=== CONSEGNA ===
Trascrivi alla lettera il passo del testo su Berlinguer che comincia con "Espressione sempre afflitta, un" e termina con "colori: vade retro.".

=== TESTO DELLA PAGINA ===

Su Mascellone si raccontavano barzellette (e persino su Gesù Cristo, volendo, ci sono barzellette a non finire, alcune parecchio osé). Ma nessuno è mai stato così miscredente da raccontare una barzelletta (specie osé) sull’uomo che strappò da Mosca col consenso e il valsente dei moscoviti (cioè delle potenze infernali, come raccontano, tra le altre cose, Francesco Bigazzi e Dario Fertilio nel loro Berlinguer e il diavolo). Fin da subito sulla strada della perfezione, egli chiamava «comunismo» non soltanto il comunismo propriamente detto (Lenin, la lotta armata, il Gulag, Stalìn) ma anche ciò che in questura, nelle sezioni democristiane e in parrocchia era noto come «buon costume». Tanto che nei primi cinquanta – in qualità d’«iscritto direttamente al comitato centrale», come diceva di lui Giancarlo Pajetta, e di segretario nazionale della gioventù comunista – aveva celebrato Maria Goretti (che allo spulzellamento aveva preferito la morte) quale modello d’onesta e virtuosa condotta morale per le giovani bolsceviche (fu, a pensarci, un primo assaggio di compromesso storico). Col tempo e le Feste dell’Unità, Berlinguer sarebbe diventato «una sorta d’incarnazione luterana»: in pratica un Marìo Goretti, restìo allo spulzellamento, anche lui.
Espressione sempre afflitta, un po’ da stitico, Berlinguer fece credere agl’italiani che il PCI fosse una specie d’esercito della salvezza à la Bulli e pupe, il musical con Marlon Brando e Frank Sinatra. Per questo predicò austerità, pace nel mondo, docce fredde, «questionmoralismo» e sacrificio ai suoi seguaci, maschi e femmine. Reazionario fatto e finito, oltre che bacchettone calzato e vestito, tuonò contro l’«americanizzazione» dell’Italietta operaio-contadina. Autostrade, supermercati, tivù a colori: vade retro.

=== MATERIALE FORNITO ===

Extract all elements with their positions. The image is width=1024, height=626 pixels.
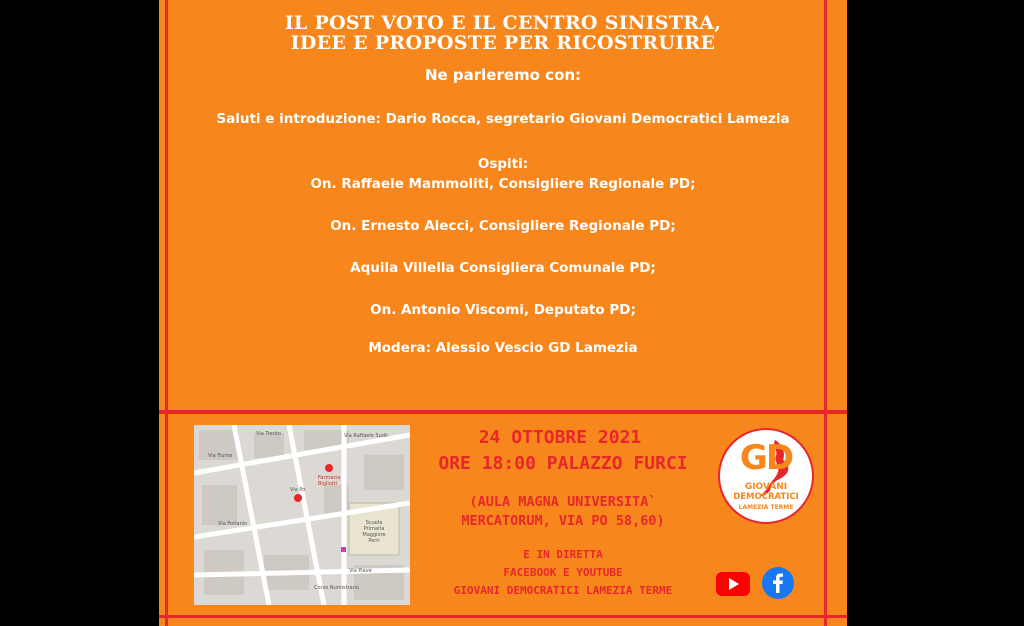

=== RISPOSTA ===
Espressione sempre afflitta, un po’ da stitico, Berlinguer fece credere agl’italiani che il PCI fosse una specie d’esercito della salvezza à la Bulli e pupe, il musical con Marlon Brando e Frank Sinatra. Per questo predicò austerità, pace nel mondo, docce fredde, «questionmoralismo» e sacrificio ai suoi seguaci, maschi e femmine. Reazionario fatto e finito, oltre che bacchettone calzato e vestito, tuonò contro l’«americanizzazione» dell’Italietta operaio-contadina. Autostrade, supermercati, tivù a colori: vade retro.